(Entries taken from a collection)

==================================================

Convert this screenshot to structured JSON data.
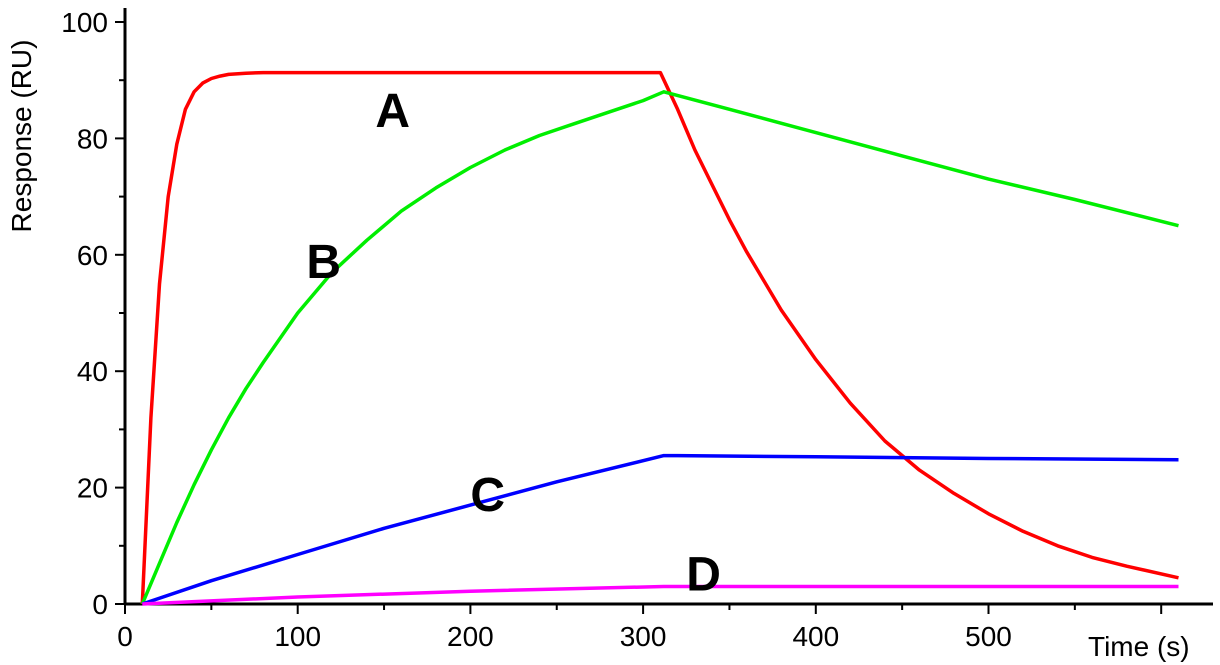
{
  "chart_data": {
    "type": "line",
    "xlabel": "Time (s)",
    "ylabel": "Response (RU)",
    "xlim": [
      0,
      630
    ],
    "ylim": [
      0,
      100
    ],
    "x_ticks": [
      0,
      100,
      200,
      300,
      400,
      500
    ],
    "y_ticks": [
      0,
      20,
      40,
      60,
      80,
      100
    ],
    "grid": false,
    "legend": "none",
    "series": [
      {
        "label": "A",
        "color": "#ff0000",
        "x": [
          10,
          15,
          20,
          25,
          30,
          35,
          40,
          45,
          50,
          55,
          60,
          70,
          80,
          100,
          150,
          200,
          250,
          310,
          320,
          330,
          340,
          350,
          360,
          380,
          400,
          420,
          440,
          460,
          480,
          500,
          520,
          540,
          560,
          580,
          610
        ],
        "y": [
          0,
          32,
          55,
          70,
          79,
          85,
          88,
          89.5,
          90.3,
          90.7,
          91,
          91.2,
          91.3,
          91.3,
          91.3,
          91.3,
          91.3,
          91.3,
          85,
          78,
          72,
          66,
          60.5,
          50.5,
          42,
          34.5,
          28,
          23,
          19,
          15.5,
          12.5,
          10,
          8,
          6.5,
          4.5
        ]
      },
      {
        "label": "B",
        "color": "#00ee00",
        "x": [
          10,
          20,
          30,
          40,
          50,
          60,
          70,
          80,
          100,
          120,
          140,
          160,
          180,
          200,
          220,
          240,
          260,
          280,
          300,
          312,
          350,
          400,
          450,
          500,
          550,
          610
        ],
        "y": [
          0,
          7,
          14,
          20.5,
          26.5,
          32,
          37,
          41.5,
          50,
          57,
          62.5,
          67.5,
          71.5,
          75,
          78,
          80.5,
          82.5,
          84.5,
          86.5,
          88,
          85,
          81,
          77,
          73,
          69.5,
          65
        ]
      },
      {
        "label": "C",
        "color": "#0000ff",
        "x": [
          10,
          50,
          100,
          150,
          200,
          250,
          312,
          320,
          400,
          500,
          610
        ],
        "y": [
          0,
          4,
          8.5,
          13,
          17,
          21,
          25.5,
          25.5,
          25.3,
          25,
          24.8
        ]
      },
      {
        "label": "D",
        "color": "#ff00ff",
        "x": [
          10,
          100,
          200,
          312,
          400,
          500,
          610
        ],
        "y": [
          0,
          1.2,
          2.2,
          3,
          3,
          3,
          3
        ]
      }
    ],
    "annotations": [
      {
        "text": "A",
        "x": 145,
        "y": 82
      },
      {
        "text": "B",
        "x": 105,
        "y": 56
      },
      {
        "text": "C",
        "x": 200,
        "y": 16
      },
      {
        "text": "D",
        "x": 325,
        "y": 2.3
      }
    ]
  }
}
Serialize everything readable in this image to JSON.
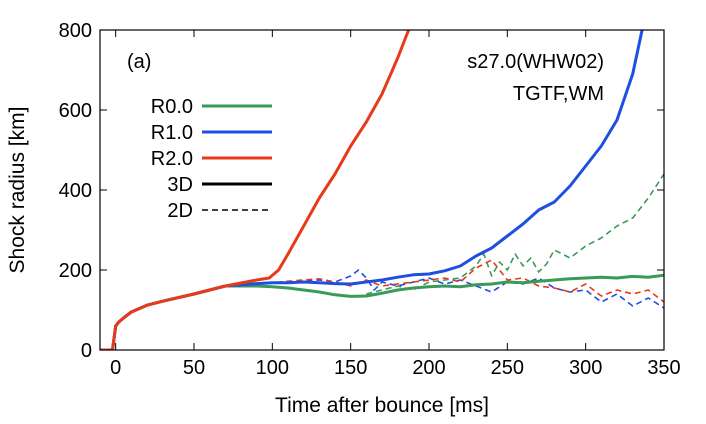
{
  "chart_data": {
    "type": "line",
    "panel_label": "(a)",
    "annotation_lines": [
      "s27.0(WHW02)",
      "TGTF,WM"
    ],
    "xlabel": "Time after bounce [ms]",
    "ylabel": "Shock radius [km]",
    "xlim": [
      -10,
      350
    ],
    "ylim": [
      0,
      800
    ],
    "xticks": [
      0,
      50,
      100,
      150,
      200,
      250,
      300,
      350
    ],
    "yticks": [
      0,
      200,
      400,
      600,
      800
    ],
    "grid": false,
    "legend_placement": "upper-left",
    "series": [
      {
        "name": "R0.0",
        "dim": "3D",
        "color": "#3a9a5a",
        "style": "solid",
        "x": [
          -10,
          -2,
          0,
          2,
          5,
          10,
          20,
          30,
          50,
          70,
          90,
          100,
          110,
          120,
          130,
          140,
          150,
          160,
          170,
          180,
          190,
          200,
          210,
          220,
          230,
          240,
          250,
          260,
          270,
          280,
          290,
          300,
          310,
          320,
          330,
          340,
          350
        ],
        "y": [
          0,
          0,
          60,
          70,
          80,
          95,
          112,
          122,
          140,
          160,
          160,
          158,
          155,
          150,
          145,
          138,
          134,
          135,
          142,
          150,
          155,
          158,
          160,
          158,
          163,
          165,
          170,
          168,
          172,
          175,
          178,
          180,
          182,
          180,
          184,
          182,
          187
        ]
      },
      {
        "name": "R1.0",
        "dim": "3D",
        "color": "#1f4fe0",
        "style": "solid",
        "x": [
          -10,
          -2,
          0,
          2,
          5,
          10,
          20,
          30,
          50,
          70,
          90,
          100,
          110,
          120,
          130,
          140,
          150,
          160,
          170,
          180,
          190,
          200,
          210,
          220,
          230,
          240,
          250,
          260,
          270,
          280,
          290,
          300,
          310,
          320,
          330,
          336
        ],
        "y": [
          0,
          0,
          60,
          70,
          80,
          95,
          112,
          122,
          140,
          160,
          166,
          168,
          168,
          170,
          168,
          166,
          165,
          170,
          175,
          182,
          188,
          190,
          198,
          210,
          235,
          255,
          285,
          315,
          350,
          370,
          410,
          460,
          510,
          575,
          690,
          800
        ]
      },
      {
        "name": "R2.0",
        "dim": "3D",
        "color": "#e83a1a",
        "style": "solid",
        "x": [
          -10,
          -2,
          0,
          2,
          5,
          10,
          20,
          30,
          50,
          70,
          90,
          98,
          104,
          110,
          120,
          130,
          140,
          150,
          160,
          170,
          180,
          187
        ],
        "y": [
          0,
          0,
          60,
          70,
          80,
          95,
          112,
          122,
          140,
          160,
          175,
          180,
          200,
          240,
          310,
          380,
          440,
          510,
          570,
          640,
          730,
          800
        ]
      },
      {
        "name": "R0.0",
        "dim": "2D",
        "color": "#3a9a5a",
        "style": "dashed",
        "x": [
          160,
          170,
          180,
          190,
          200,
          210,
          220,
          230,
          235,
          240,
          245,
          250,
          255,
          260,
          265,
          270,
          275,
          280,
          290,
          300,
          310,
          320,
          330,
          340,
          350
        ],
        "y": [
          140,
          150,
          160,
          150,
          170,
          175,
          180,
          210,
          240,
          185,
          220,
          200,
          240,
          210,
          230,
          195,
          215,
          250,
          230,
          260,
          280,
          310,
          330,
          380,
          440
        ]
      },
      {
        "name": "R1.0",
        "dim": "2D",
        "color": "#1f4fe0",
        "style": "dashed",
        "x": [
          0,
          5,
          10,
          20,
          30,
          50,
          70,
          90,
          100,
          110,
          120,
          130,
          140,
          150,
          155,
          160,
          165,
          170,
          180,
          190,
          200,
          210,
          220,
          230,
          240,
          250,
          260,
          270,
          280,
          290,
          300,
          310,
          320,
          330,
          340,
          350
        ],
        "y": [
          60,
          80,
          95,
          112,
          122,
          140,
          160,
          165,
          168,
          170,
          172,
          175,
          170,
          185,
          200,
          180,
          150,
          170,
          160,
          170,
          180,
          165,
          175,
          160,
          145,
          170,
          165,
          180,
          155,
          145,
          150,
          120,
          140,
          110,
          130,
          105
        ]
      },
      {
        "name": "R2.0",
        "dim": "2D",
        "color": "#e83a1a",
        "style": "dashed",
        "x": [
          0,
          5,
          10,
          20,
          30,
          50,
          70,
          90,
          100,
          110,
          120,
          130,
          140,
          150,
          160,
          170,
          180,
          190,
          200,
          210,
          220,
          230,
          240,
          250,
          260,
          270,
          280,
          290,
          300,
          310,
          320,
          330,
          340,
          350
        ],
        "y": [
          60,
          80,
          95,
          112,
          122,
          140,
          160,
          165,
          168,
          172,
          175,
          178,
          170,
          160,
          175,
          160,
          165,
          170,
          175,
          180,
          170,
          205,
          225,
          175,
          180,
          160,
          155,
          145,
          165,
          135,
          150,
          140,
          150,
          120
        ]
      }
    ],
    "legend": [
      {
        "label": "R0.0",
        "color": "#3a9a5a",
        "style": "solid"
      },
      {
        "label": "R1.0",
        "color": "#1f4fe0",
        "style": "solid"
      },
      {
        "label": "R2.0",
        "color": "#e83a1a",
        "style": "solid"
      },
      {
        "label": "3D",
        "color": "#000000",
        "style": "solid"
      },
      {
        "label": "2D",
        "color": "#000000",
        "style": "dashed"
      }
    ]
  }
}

==================================================

### Stated problem
Gather each line holding the string "xlabel".

### Solution to this task
    "xlabel": "Time (s)",
    "xlabel": "Time after bounce [ms]",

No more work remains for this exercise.